Print the records again, character for character.

[Extracted data entries]
--- Start ---

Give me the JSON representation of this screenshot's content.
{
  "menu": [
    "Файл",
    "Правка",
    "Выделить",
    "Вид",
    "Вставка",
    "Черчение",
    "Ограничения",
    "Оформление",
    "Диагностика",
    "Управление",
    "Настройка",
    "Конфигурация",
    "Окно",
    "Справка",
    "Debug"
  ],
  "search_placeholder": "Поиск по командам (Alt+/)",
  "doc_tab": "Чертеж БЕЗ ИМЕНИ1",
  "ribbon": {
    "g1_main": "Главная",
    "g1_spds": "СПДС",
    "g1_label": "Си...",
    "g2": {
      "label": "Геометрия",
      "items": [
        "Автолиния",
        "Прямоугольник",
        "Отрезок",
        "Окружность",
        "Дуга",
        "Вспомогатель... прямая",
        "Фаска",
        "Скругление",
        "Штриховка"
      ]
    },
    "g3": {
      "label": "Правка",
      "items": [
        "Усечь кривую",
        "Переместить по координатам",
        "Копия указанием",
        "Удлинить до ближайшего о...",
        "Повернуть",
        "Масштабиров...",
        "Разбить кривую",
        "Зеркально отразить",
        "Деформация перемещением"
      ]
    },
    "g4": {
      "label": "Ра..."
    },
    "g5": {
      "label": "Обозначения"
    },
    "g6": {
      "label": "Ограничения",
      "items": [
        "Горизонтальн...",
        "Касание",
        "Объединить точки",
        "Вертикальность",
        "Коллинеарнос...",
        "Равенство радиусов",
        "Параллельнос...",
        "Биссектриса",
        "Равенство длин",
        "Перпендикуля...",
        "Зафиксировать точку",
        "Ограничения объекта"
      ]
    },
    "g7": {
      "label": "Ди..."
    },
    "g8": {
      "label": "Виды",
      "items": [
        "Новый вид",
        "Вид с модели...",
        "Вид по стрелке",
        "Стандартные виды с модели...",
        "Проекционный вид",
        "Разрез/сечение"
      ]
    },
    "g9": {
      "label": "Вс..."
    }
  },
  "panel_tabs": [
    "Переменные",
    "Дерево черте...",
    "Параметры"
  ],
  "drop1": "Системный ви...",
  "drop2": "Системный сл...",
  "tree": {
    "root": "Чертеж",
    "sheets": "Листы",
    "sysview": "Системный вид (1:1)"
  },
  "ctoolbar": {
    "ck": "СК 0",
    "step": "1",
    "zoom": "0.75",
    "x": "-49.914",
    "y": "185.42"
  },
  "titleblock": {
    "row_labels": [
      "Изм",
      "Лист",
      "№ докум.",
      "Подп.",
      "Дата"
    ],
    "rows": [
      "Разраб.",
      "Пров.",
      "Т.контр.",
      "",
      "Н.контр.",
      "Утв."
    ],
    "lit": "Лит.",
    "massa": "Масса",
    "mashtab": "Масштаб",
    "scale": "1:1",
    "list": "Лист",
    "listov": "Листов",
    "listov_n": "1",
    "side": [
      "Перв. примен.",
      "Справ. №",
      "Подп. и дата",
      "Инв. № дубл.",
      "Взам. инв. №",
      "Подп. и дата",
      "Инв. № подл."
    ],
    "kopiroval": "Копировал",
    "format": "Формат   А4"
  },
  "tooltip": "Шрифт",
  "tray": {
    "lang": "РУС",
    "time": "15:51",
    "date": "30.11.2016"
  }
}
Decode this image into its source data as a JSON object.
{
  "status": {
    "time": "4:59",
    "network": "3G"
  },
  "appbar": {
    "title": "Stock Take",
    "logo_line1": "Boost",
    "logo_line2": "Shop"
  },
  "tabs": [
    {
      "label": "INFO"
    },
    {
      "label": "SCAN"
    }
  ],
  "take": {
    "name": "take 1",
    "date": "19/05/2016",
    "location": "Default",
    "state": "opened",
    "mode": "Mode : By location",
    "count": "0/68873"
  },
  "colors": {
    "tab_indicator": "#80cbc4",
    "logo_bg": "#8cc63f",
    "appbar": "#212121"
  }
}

--- End ---

### Solution for this task
Give me the JSON representation of this screenshot's content.
{
  "menu": [
    "Файл",
    "Правка",
    "Выделить",
    "Вид",
    "Вставка",
    "Черчение",
    "Ограничения",
    "Оформление",
    "Диагностика",
    "Управление",
    "Настройка",
    "Конфигурация",
    "Окно",
    "Справка",
    "Debug"
  ],
  "search_placeholder": "Поиск по командам (Alt+/)",
  "doc_tab": "Чертеж БЕЗ ИМЕНИ1",
  "ribbon": {
    "g1_main": "Главная",
    "g1_spds": "СПДС",
    "g1_label": "Си...",
    "g2": {
      "label": "Геометрия",
      "items": [
        "Автолиния",
        "Прямоугольник",
        "Отрезок",
        "Окружность",
        "Дуга",
        "Вспомогатель... прямая",
        "Фаска",
        "Скругление",
        "Штриховка"
      ]
    },
    "g3": {
      "label": "Правка",
      "items": [
        "Усечь кривую",
        "Переместить по координатам",
        "Копия указанием",
        "Удлинить до ближайшего о...",
        "Повернуть",
        "Масштабиров...",
        "Разбить кривую",
        "Зеркально отразить",
        "Деформация перемещением"
      ]
    },
    "g4": {
      "label": "Ра..."
    },
    "g5": {
      "label": "Обозначения"
    },
    "g6": {
      "label": "Ограничения",
      "items": [
        "Горизонтальн...",
        "Касание",
        "Объединить точки",
        "Вертикальность",
        "Коллинеарнос...",
        "Равенство радиусов",
        "Параллельнос...",
        "Биссектриса",
        "Равенство длин",
        "Перпендикуля...",
        "Зафиксировать точку",
        "Ограничения объекта"
      ]
    },
    "g7": {
      "label": "Ди..."
    },
    "g8": {
      "label": "Виды",
      "items": [
        "Новый вид",
        "Вид с модели...",
        "Вид по стрелке",
        "Стандартные виды с модели...",
        "Проекционный вид",
        "Разрез/сечение"
      ]
    },
    "g9": {
      "label": "Вс..."
    }
  },
  "panel_tabs": [
    "Переменные",
    "Дерево черте...",
    "Параметры"
  ],
  "drop1": "Системный ви...",
  "drop2": "Системный сл...",
  "tree": {
    "root": "Чертеж",
    "sheets": "Листы",
    "sysview": "Системный вид (1:1)"
  },
  "ctoolbar": {
    "ck": "СК 0",
    "step": "1",
    "zoom": "0.75",
    "x": "-49.914",
    "y": "185.42"
  },
  "titleblock": {
    "row_labels": [
      "Изм",
      "Лист",
      "№ докум.",
      "Подп.",
      "Дата"
    ],
    "rows": [
      "Разраб.",
      "Пров.",
      "Т.контр.",
      "",
      "Н.контр.",
      "Утв."
    ],
    "lit": "Лит.",
    "massa": "Масса",
    "mashtab": "Масштаб",
    "scale": "1:1",
    "list": "Лист",
    "listov": "Листов",
    "listov_n": "1",
    "side": [
      "Перв. примен.",
      "Справ. №",
      "Подп. и дата",
      "Инв. № дубл.",
      "Взам. инв. №",
      "Подп. и дата",
      "Инв. № подл."
    ],
    "kopiroval": "Копировал",
    "format": "Формат   А4"
  },
  "tooltip": "Шрифт",
  "tray": {
    "lang": "РУС",
    "time": "15:51",
    "date": "30.11.2016"
  }
}
Decode this image into its source data as a JSON object.
{
  "status": {
    "time": "4:59",
    "network": "3G"
  },
  "appbar": {
    "title": "Stock Take",
    "logo_line1": "Boost",
    "logo_line2": "Shop"
  },
  "tabs": [
    {
      "label": "INFO"
    },
    {
      "label": "SCAN"
    }
  ],
  "take": {
    "name": "take 1",
    "date": "19/05/2016",
    "location": "Default",
    "state": "opened",
    "mode": "Mode : By location",
    "count": "0/68873"
  },
  "colors": {
    "tab_indicator": "#80cbc4",
    "logo_bg": "#8cc63f",
    "appbar": "#212121"
  }
}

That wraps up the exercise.